Set problem
Write out every entry precisely as given, leaving the pictures out.

───── Records provided

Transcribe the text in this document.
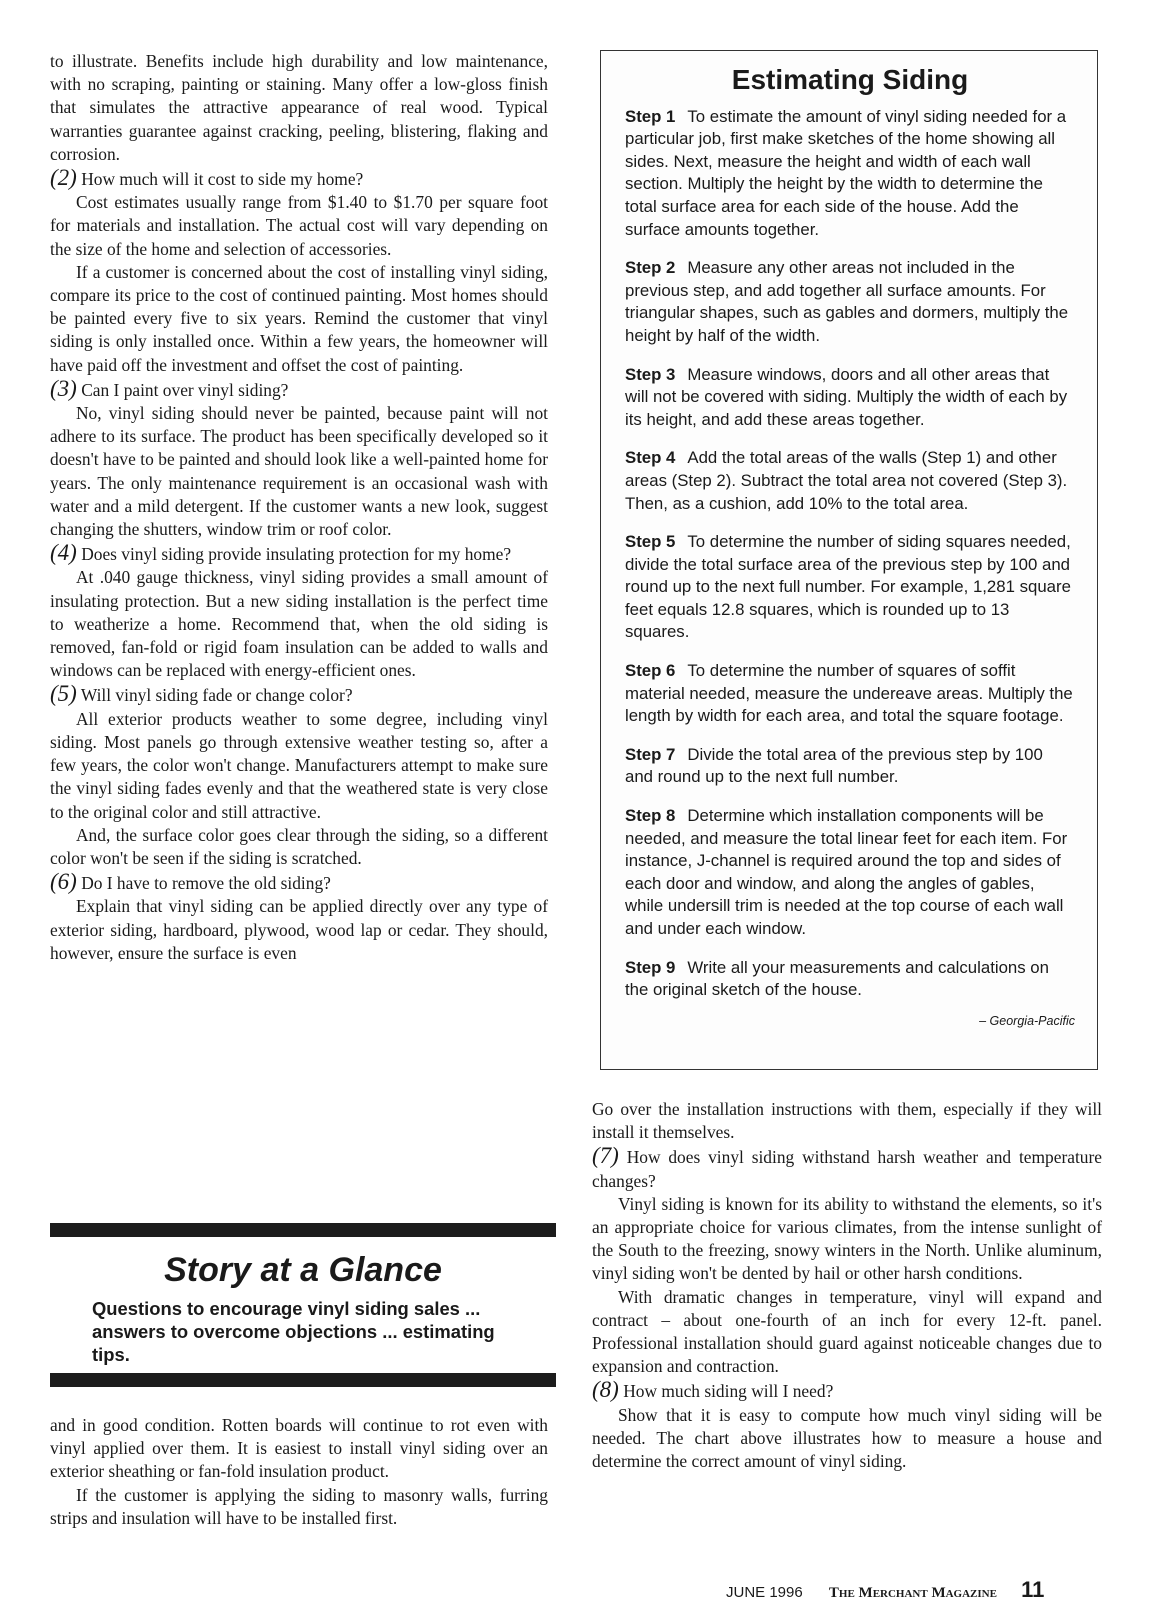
to illustrate. Benefits include high durability and low maintenance, with no scraping, painting or staining. Many offer a low-gloss finish that simulates the attractive appearance of real wood. Typical warranties guarantee against cracking, peeling, blistering, flaking and corrosion.

(2) How much will it cost to side my home?

Cost estimates usually range from $1.40 to $1.70 per square foot for materials and installation. The actual cost will vary depending on the size of the home and selection of accessories.

If a customer is concerned about the cost of installing vinyl siding, compare its price to the cost of continued painting. Most homes should be painted every five to six years. Remind the customer that vinyl siding is only installed once. Within a few years, the homeowner will have paid off the investment and offset the cost of painting.

(3) Can I paint over vinyl siding?

No, vinyl siding should never be painted, because paint will not adhere to its surface. The product has been specifically developed so it doesn't have to be painted and should look like a well-painted home for years. The only maintenance requirement is an occasional wash with water and a mild detergent. If the customer wants a new look, suggest changing the shutters, window trim or roof color.

(4) Does vinyl siding provide insulating protection for my home?

At .040 gauge thickness, vinyl siding provides a small amount of insulating protection. But a new siding installation is the perfect time to weatherize a home. Recommend that, when the old siding is removed, fan-fold or rigid foam insulation can be added to walls and windows can be replaced with energy-efficient ones.

(5) Will vinyl siding fade or change color?

All exterior products weather to some degree, including vinyl siding. Most panels go through extensive weather testing so, after a few years, the color won't change. Manufacturers attempt to make sure the vinyl siding fades evenly and that the weathered state is very close to the original color and still attractive.

And, the surface color goes clear through the siding, so a different color won't be seen if the siding is scratched.

(6) Do I have to remove the old siding?

Explain that vinyl siding can be applied directly over any type of exterior siding, hardboard, plywood, wood lap or cedar. They should, however, ensure the surface is even

Story at a Glance

Questions to encourage vinyl siding sales ... answers to overcome objections ... estimating tips.

and in good condition. Rotten boards will continue to rot even with vinyl applied over them. It is easiest to install vinyl siding over an exterior sheathing or fan-fold insulation product.

If the customer is applying the siding to masonry walls, furring strips and insulation will have to be installed first.

Estimating Siding

Step 1 To estimate the amount of vinyl siding needed for a particular job, first make sketches of the home showing all sides. Next, measure the height and width of each wall section. Multiply the height by the width to determine the total surface area for each side of the house. Add the surface amounts together.

Step 2 Measure any other areas not included in the previous step, and add together all surface amounts. For triangular shapes, such as gables and dormers, multiply the height by half of the width.

Step 3 Measure windows, doors and all other areas that will not be covered with siding. Multiply the width of each by its height, and add these areas together.

Step 4 Add the total areas of the walls (Step 1) and other areas (Step 2). Subtract the total area not covered (Step 3). Then, as a cushion, add 10% to the total area.

Step 5 To determine the number of siding squares needed, divide the total surface area of the previous step by 100 and round up to the next full number. For example, 1,281 square feet equals 12.8 squares, which is rounded up to 13 squares.

Step 6 To determine the number of squares of soffit material needed, measure the undereave areas. Multiply the length by width for each area, and total the square footage.

Step 7 Divide the total area of the previous step by 100 and round up to the next full number.

Step 8 Determine which installation components will be needed, and measure the total linear feet for each item. For instance, J-channel is required around the top and sides of each door and window, and along the angles of gables, while undersill trim is needed at the top course of each wall and under each window.

Step 9 Write all your measurements and calculations on the original sketch of the house.

– Georgia-Pacific

Go over the installation instructions with them, especially if they will install it themselves.

(7) How does vinyl siding withstand harsh weather and temperature changes?

Vinyl siding is known for its ability to withstand the elements, so it's an appropriate choice for various climates, from the intense sunlight of the South to the freezing, snowy winters in the North. Unlike aluminum, vinyl siding won't be dented by hail or other harsh conditions.

With dramatic changes in temperature, vinyl will expand and contract – about one-fourth of an inch for every 12-ft. panel. Professional installation should guard against noticeable changes due to expansion and contraction.

(8) How much siding will I need?

Show that it is easy to compute how much vinyl siding will be needed. The chart above illustrates how to measure a house and determine the correct amount of vinyl siding.

JUNE 1996 The Merchant Magazine 11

──────────

Final result
Transcribe the text in this document.
to illustrate. Benefits include high durability and low maintenance, with no scraping, painting or staining. Many offer a low-gloss finish that simulates the attractive appearance of real wood. Typical warranties guarantee against cracking, peeling, blistering, flaking and corrosion.

(2) How much will it cost to side my home?

Cost estimates usually range from $1.40 to $1.70 per square foot for materials and installation. The actual cost will vary depending on the size of the home and selection of accessories.

If a customer is concerned about the cost of installing vinyl siding, compare its price to the cost of continued painting. Most homes should be painted every five to six years. Remind the customer that vinyl siding is only installed once. Within a few years, the homeowner will have paid off the investment and offset the cost of painting.

(3) Can I paint over vinyl siding?

No, vinyl siding should never be painted, because paint will not adhere to its surface. The product has been specifically developed so it doesn't have to be painted and should look like a well-painted home for years. The only maintenance requirement is an occasional wash with water and a mild detergent. If the customer wants a new look, suggest changing the shutters, window trim or roof color.

(4) Does vinyl siding provide insulating protection for my home?

At .040 gauge thickness, vinyl siding provides a small amount of insulating protection. But a new siding installation is the perfect time to weatherize a home. Recommend that, when the old siding is removed, fan-fold or rigid foam insulation can be added to walls and windows can be replaced with energy-efficient ones.

(5) Will vinyl siding fade or change color?

All exterior products weather to some degree, including vinyl siding. Most panels go through extensive weather testing so, after a few years, the color won't change. Manufacturers attempt to make sure the vinyl siding fades evenly and that the weathered state is very close to the original color and still attractive.

And, the surface color goes clear through the siding, so a different color won't be seen if the siding is scratched.

(6) Do I have to remove the old siding?

Explain that vinyl siding can be applied directly over any type of exterior siding, hardboard, plywood, wood lap or cedar. They should, however, ensure the surface is even

Story at a Glance

Questions to encourage vinyl siding sales ... answers to overcome objections ... estimating tips.

and in good condition. Rotten boards will continue to rot even with vinyl applied over them. It is easiest to install vinyl siding over an exterior sheathing or fan-fold insulation product.

If the customer is applying the siding to masonry walls, furring strips and insulation will have to be installed first.

Estimating Siding

Step 1 To estimate the amount of vinyl siding needed for a particular job, first make sketches of the home showing all sides. Next, measure the height and width of each wall section. Multiply the height by the width to determine the total surface area for each side of the house. Add the surface amounts together.

Step 2 Measure any other areas not included in the previous step, and add together all surface amounts. For triangular shapes, such as gables and dormers, multiply the height by half of the width.

Step 3 Measure windows, doors and all other areas that will not be covered with siding. Multiply the width of each by its height, and add these areas together.

Step 4 Add the total areas of the walls (Step 1) and other areas (Step 2). Subtract the total area not covered (Step 3). Then, as a cushion, add 10% to the total area.

Step 5 To determine the number of siding squares needed, divide the total surface area of the previous step by 100 and round up to the next full number. For example, 1,281 square feet equals 12.8 squares, which is rounded up to 13 squares.

Step 6 To determine the number of squares of soffit material needed, measure the undereave areas. Multiply the length by width for each area, and total the square footage.

Step 7 Divide the total area of the previous step by 100 and round up to the next full number.

Step 8 Determine which installation components will be needed, and measure the total linear feet for each item. For instance, J-channel is required around the top and sides of each door and window, and along the angles of gables, while undersill trim is needed at the top course of each wall and under each window.

Step 9 Write all your measurements and calculations on the original sketch of the house.

– Georgia-Pacific

Go over the installation instructions with them, especially if they will install it themselves.

(7) How does vinyl siding withstand harsh weather and temperature changes?

Vinyl siding is known for its ability to withstand the elements, so it's an appropriate choice for various climates, from the intense sunlight of the South to the freezing, snowy winters in the North. Unlike aluminum, vinyl siding won't be dented by hail or other harsh conditions.

With dramatic changes in temperature, vinyl will expand and contract – about one-fourth of an inch for every 12-ft. panel. Professional installation should guard against noticeable changes due to expansion and contraction.

(8) How much siding will I need?

Show that it is easy to compute how much vinyl siding will be needed. The chart above illustrates how to measure a house and determine the correct amount of vinyl siding.

JUNE 1996 The Merchant Magazine 11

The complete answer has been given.